(Extracted records)
-*-*-

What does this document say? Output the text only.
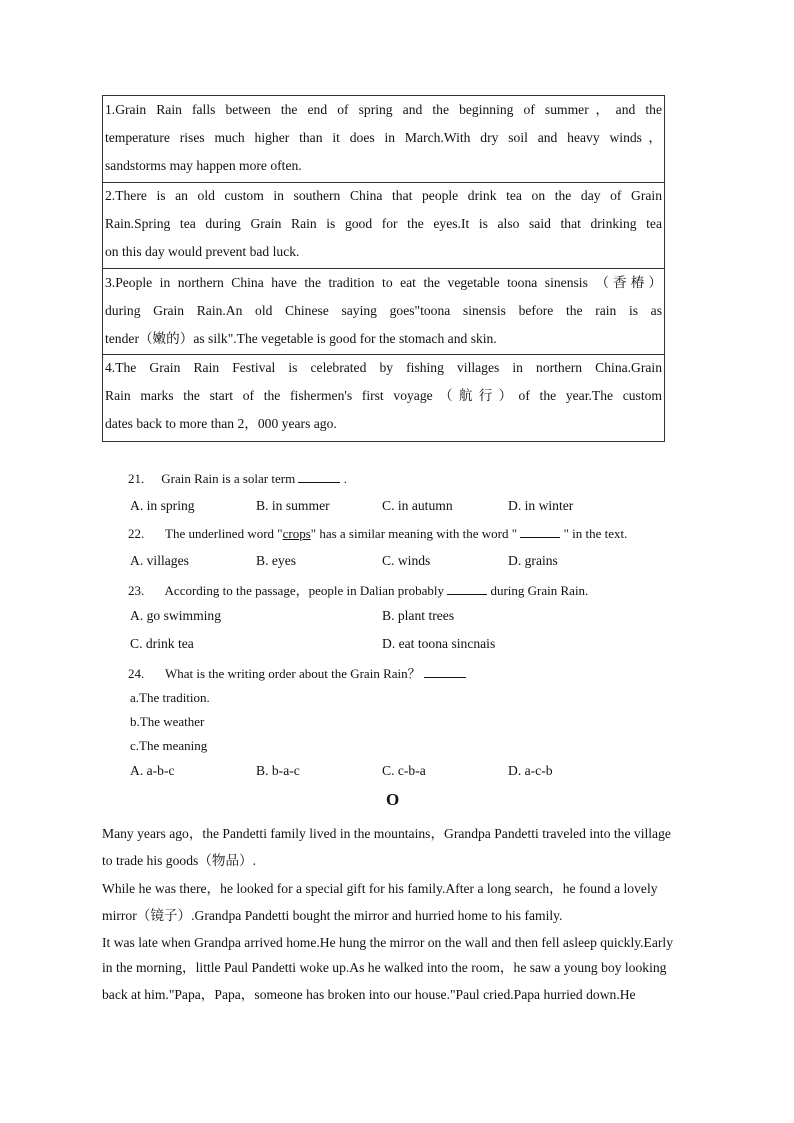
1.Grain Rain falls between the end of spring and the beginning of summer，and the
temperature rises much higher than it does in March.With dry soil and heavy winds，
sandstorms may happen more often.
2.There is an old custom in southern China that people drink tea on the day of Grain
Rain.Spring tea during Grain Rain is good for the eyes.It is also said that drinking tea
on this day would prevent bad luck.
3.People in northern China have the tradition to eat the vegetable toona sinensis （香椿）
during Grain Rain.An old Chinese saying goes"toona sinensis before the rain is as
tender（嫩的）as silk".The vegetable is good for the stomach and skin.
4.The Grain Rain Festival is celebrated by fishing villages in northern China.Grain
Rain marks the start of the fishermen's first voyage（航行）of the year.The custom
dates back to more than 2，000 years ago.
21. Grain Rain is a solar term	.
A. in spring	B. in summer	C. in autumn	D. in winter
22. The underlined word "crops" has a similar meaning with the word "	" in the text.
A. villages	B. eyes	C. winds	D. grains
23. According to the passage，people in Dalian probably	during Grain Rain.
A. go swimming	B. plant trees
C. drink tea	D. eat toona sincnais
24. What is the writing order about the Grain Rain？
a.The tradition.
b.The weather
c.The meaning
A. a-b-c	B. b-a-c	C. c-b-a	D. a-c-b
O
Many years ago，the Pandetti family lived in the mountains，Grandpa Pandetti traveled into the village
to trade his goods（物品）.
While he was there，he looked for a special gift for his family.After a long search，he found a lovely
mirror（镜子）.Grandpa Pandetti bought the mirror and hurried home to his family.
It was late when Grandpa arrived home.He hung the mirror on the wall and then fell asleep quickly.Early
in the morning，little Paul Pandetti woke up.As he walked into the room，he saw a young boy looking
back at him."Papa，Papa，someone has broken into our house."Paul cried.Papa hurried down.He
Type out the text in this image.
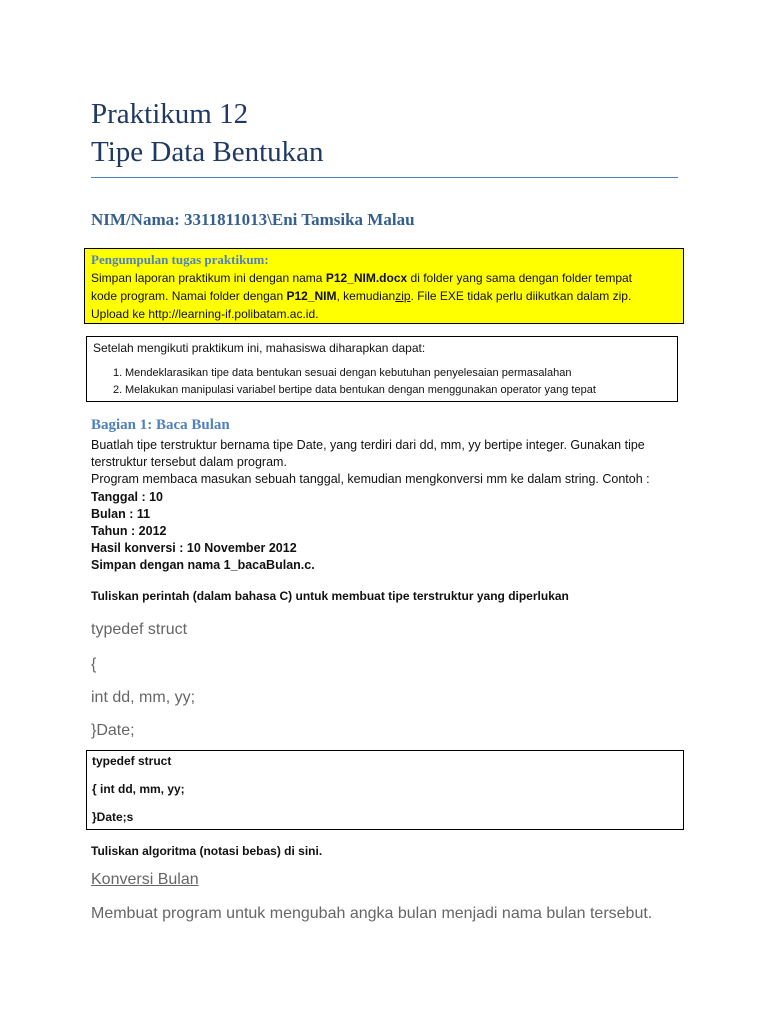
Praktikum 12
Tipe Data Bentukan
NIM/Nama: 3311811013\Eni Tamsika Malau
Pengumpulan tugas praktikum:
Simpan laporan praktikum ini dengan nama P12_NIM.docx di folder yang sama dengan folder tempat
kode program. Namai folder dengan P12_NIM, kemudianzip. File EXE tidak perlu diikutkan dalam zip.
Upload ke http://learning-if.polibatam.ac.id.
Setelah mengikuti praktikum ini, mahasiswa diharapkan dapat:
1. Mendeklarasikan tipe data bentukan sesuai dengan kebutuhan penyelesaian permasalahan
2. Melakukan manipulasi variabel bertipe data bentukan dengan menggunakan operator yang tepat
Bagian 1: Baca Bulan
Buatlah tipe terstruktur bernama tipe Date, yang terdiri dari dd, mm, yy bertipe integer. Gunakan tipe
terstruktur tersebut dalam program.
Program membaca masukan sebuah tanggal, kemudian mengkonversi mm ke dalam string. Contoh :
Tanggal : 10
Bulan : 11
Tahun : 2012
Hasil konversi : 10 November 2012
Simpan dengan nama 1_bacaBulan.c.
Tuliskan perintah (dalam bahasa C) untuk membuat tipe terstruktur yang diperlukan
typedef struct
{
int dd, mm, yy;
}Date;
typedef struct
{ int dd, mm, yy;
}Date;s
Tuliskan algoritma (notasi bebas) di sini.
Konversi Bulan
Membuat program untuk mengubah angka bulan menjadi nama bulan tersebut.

-*-*-

Reply with only the number of lines in the material above where the string "more" appears.

2